- GIVEN EXERCISE:
Work out how many lines of the listing hold the string "example", then answer with that number and nothing else.

(Items from a dataset)
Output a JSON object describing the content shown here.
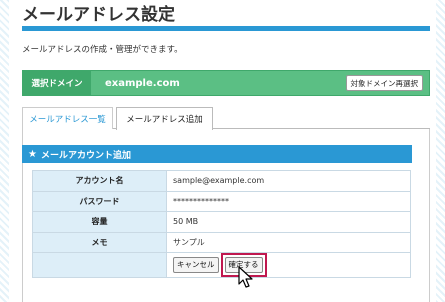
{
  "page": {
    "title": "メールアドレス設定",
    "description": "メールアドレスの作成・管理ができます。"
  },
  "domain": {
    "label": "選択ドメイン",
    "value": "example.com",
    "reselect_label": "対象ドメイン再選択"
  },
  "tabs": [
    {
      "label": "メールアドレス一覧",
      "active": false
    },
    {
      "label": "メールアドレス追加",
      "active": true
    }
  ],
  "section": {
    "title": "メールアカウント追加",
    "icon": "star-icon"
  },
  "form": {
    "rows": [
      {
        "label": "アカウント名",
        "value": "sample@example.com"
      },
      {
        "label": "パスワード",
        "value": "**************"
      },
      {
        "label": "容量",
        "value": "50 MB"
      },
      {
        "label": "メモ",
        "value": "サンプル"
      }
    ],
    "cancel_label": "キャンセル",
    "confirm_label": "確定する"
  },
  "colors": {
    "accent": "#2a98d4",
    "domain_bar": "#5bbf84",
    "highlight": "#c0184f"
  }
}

- TASK OUTPUT:
2